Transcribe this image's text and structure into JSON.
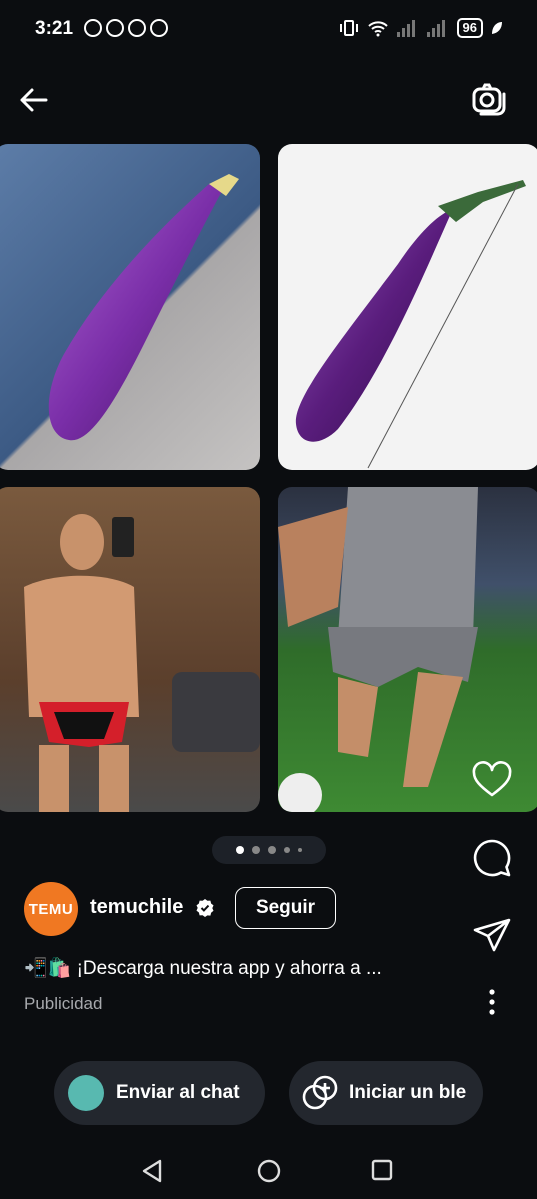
{
  "status_bar": {
    "time": "3:21",
    "battery": "96"
  },
  "post": {
    "username": "temuchile",
    "avatar_text": "TEMU",
    "follow_label": "Seguir",
    "caption": "📲🛍️ ¡Descarga nuestra app y ahorra a ...",
    "sponsored_label": "Publicidad",
    "carousel_dots": 5,
    "active_dot": 0
  },
  "actions": {
    "send_chat_label": "Enviar al chat",
    "blend_label": "Iniciar un ble"
  },
  "colors": {
    "background": "#0b0d10",
    "pill": "#23272e",
    "temu_orange": "#f07822"
  }
}
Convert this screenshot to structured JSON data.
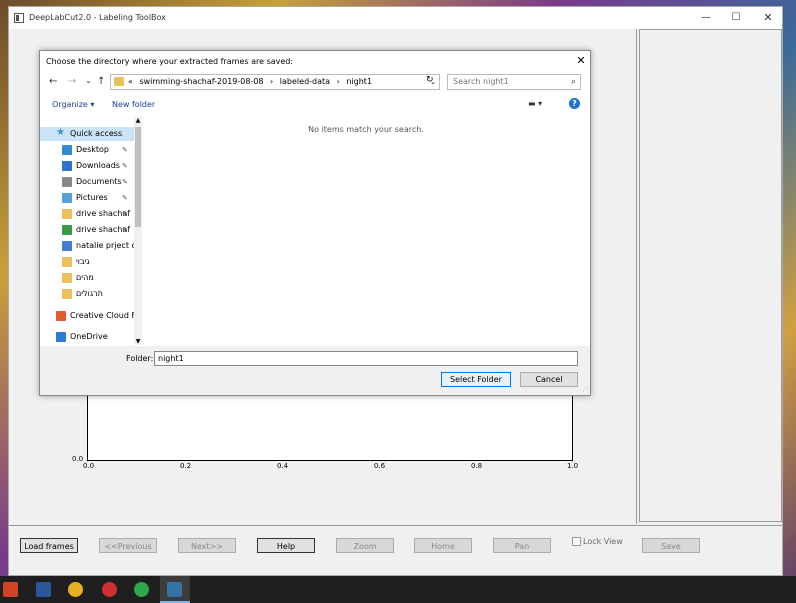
{
  "app": {
    "title": "DeepLabCut2.0 - Labeling ToolBox",
    "controls": {
      "minimize": "—",
      "maximize": "☐",
      "close": "✕"
    }
  },
  "plot": {
    "ytick": "0.0",
    "xticks": [
      "0.0",
      "0.2",
      "0.4",
      "0.6",
      "0.8",
      "1.0"
    ]
  },
  "toolbar": {
    "load_frames": "Load frames",
    "previous": "<<Previous",
    "next": "Next>>",
    "help": "Help",
    "zoom": "Zoom",
    "home": "Home",
    "pan": "Pan",
    "lock_view": "Lock View",
    "save": "Save"
  },
  "dialog": {
    "title": "Choose the directory where your extracted frames are saved:",
    "close": "✕",
    "nav": {
      "back": "←",
      "forward": "→",
      "recent": "⌄",
      "up": "↑"
    },
    "address": {
      "prefix": "«",
      "crumbs": [
        "swimming-shachaf-2019-08-08",
        "›",
        "labeled-data",
        "›",
        "night1"
      ],
      "dropdown": "⌄"
    },
    "refresh": "↻",
    "search": {
      "placeholder": "Search night1",
      "icon": "⌕"
    },
    "commands": {
      "organize": "Organize ▾",
      "new_folder": "New folder",
      "view": "▬ ▾",
      "help": "?"
    },
    "nav_items": [
      {
        "label": "Quick access",
        "icon": "star",
        "color": "#3d8fe0",
        "selected": true,
        "pinned": false
      },
      {
        "label": "Desktop",
        "icon": "desktop",
        "color": "#2f8ad8",
        "pinned": true
      },
      {
        "label": "Downloads",
        "icon": "download",
        "color": "#2f6fd0",
        "pinned": true
      },
      {
        "label": "Documents",
        "icon": "document",
        "color": "#888888",
        "pinned": true
      },
      {
        "label": "Pictures",
        "icon": "picture",
        "color": "#5aa0d8",
        "pinned": true
      },
      {
        "label": "drive shachaf",
        "icon": "folder",
        "color": "#e8c15a",
        "pinned": true
      },
      {
        "label": "drive shachaf",
        "icon": "gdrive",
        "color": "#3a9a4a",
        "pinned": true
      },
      {
        "label": "natalie prject div",
        "icon": "gdrive",
        "color": "#4a7ad8",
        "pinned": false
      },
      {
        "label": "גיבוי",
        "icon": "sync-folder",
        "color": "#e8c15a",
        "pinned": false
      },
      {
        "label": "מהים",
        "icon": "sync-folder",
        "color": "#e8c15a",
        "pinned": false
      },
      {
        "label": "תרגולים",
        "icon": "check-folder",
        "color": "#e8c15a",
        "pinned": false
      },
      {
        "label": "Creative Cloud Fil",
        "icon": "creative-cloud",
        "color": "#e05a30",
        "pinned": false
      },
      {
        "label": "OneDrive",
        "icon": "cloud",
        "color": "#2f7ad8",
        "pinned": false
      }
    ],
    "empty_message": "No items match your search.",
    "folder_label": "Folder:",
    "folder_value": "night1",
    "select_folder": "Select Folder",
    "cancel": "Cancel"
  },
  "taskbar": [
    {
      "name": "powerpoint",
      "color": "#d04423"
    },
    {
      "name": "word",
      "color": "#2b579a"
    },
    {
      "name": "chrome",
      "color": "#e8b020"
    },
    {
      "name": "app-red-ring",
      "color": "#d03030"
    },
    {
      "name": "app-green-ring",
      "color": "#2aa84a"
    },
    {
      "name": "python",
      "color": "#3572a5"
    }
  ]
}
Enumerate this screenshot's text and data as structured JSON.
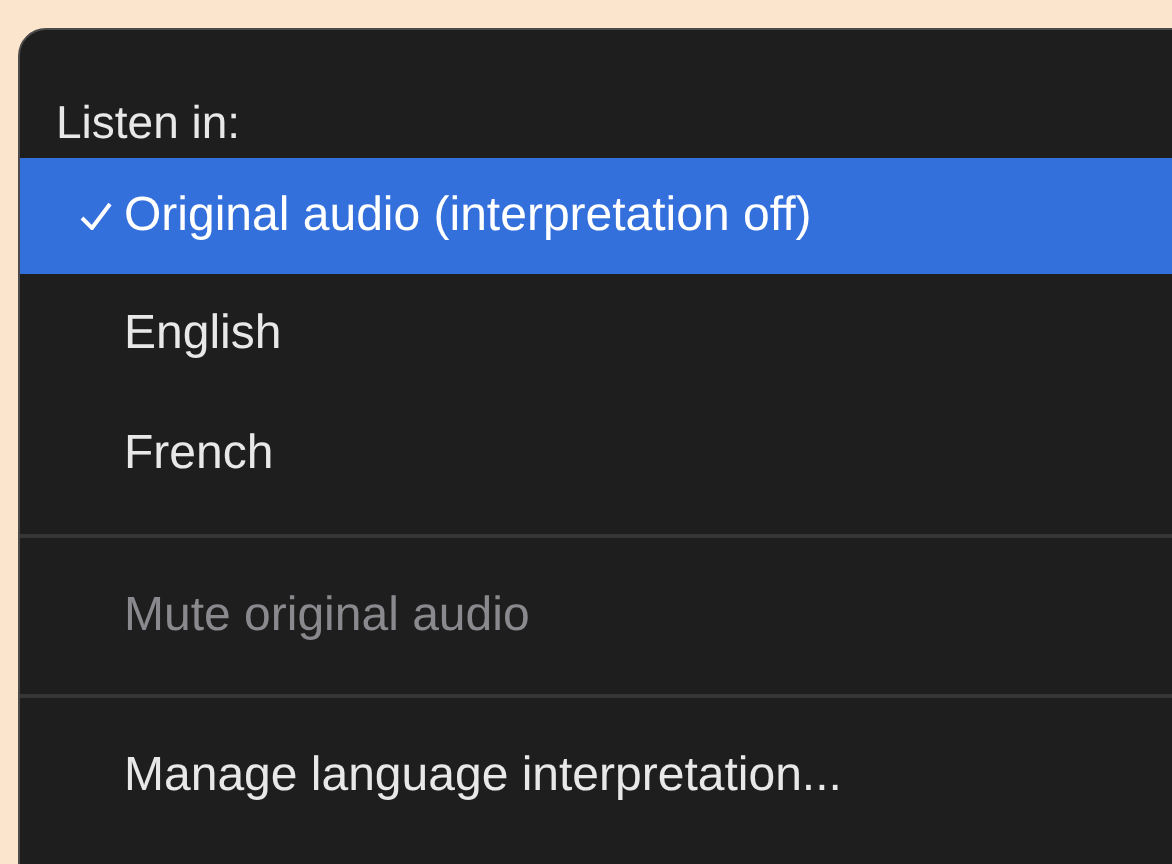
{
  "menu": {
    "header": "Listen in:",
    "items": [
      {
        "kind": "option",
        "label": "Original audio (interpretation off)",
        "selected": true
      },
      {
        "kind": "option",
        "label": "English",
        "selected": false
      },
      {
        "kind": "option",
        "label": "French",
        "selected": false
      },
      {
        "kind": "divider"
      },
      {
        "kind": "action",
        "label": "Mute original audio",
        "disabled": true
      },
      {
        "kind": "divider"
      },
      {
        "kind": "action",
        "label": "Manage language interpretation...",
        "disabled": false
      }
    ]
  }
}
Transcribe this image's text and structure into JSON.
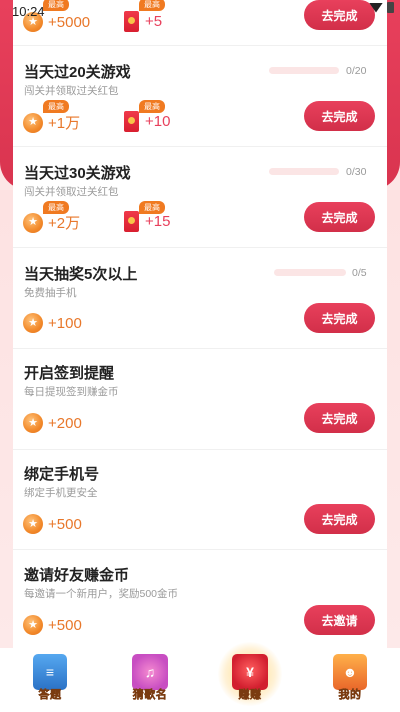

_TASK TO COMPLETE_
All records above are to be printed exactly, minus the pictures they contain.

_OUTPUT FOR THIS TASK_
Transcribe this image's text and structure into JSON.
{
  "status_bar": {
    "time": "3:21",
    "battery": "96"
  },
  "post": {
    "username": "temuchile",
    "avatar_text": "TEMU",
    "follow_label": "Seguir",
    "caption": "📲🛍️ ¡Descarga nuestra app y ahorra a ...",
    "sponsored_label": "Publicidad",
    "carousel_dots": 5,
    "active_dot": 0
  },
  "actions": {
    "send_chat_label": "Enviar al chat",
    "blend_label": "Iniciar un ble"
  },
  "colors": {
    "background": "#0b0d10",
    "pill": "#23272e",
    "temu_orange": "#f07822"
  }
}
Convert this screenshot to structured JSON data.
{
  "app": {
    "title": "DeepLabCut2.0 - Labeling ToolBox",
    "controls": {
      "minimize": "—",
      "maximize": "☐",
      "close": "✕"
    }
  },
  "plot": {
    "ytick": "0.0",
    "xticks": [
      "0.0",
      "0.2",
      "0.4",
      "0.6",
      "0.8",
      "1.0"
    ]
  },
  "toolbar": {
    "load_frames": "Load frames",
    "previous": "<<Previous",
    "next": "Next>>",
    "help": "Help",
    "zoom": "Zoom",
    "home": "Home",
    "pan": "Pan",
    "lock_view": "Lock View",
    "save": "Save"
  },
  "dialog": {
    "title": "Choose the directory where your extracted frames are saved:",
    "close": "✕",
    "nav": {
      "back": "←",
      "forward": "→",
      "recent": "⌄",
      "up": "↑"
    },
    "address": {
      "prefix": "«",
      "crumbs": [
        "swimming-shachaf-2019-08-08",
        "›",
        "labeled-data",
        "›",
        "night1"
      ],
      "dropdown": "⌄"
    },
    "refresh": "↻",
    "search": {
      "placeholder": "Search night1",
      "icon": "⌕"
    },
    "commands": {
      "organize": "Organize ▾",
      "new_folder": "New folder",
      "view": "▬ ▾",
      "help": "?"
    },
    "nav_items": [
      {
        "label": "Quick access",
        "icon": "star",
        "color": "#3d8fe0",
        "selected": true,
        "pinned": false
      },
      {
        "label": "Desktop",
        "icon": "desktop",
        "color": "#2f8ad8",
        "pinned": true
      },
      {
        "label": "Downloads",
        "icon": "download",
        "color": "#2f6fd0",
        "pinned": true
      },
      {
        "label": "Documents",
        "icon": "document",
        "color": "#888888",
        "pinned": true
      },
      {
        "label": "Pictures",
        "icon": "picture",
        "color": "#5aa0d8",
        "pinned": true
      },
      {
        "label": "drive shachaf",
        "icon": "folder",
        "color": "#e8c15a",
        "pinned": true
      },
      {
        "label": "drive shachaf",
        "icon": "gdrive",
        "color": "#3a9a4a",
        "pinned": true
      },
      {
        "label": "natalie prject div",
        "icon": "gdrive",
        "color": "#4a7ad8",
        "pinned": false
      },
      {
        "label": "גיבוי",
        "icon": "sync-folder",
        "color": "#e8c15a",
        "pinned": false
      },
      {
        "label": "מהים",
        "icon": "sync-folder",
        "color": "#e8c15a",
        "pinned": false
      },
      {
        "label": "תרגולים",
        "icon": "check-folder",
        "color": "#e8c15a",
        "pinned": false
      },
      {
        "label": "Creative Cloud Fil",
        "icon": "creative-cloud",
        "color": "#e05a30",
        "pinned": false
      },
      {
        "label": "OneDrive",
        "icon": "cloud",
        "color": "#2f7ad8",
        "pinned": false
      }
    ],
    "empty_message": "No items match your search.",
    "folder_label": "Folder:",
    "folder_value": "night1",
    "select_folder": "Select Folder",
    "cancel": "Cancel"
  },
  "taskbar": [
    {
      "name": "powerpoint",
      "color": "#d04423"
    },
    {
      "name": "word",
      "color": "#2b579a"
    },
    {
      "name": "chrome",
      "color": "#e8b020"
    },
    {
      "name": "app-red-ring",
      "color": "#d03030"
    },
    {
      "name": "app-green-ring",
      "color": "#2aa84a"
    },
    {
      "name": "python",
      "color": "#3572a5"
    }
  ]
}
Enumerate this screenshot's text and data as structured JSON.
{
  "menu": {
    "header": "Listen in:",
    "items": [
      {
        "kind": "option",
        "label": "Original audio (interpretation off)",
        "selected": true
      },
      {
        "kind": "option",
        "label": "English",
        "selected": false
      },
      {
        "kind": "option",
        "label": "French",
        "selected": false
      },
      {
        "kind": "divider"
      },
      {
        "kind": "action",
        "label": "Mute original audio",
        "disabled": true
      },
      {
        "kind": "divider"
      },
      {
        "kind": "action",
        "label": "Manage language interpretation...",
        "disabled": false
      }
    ]
  }
}
Transcribe this image's text and structure into JSON.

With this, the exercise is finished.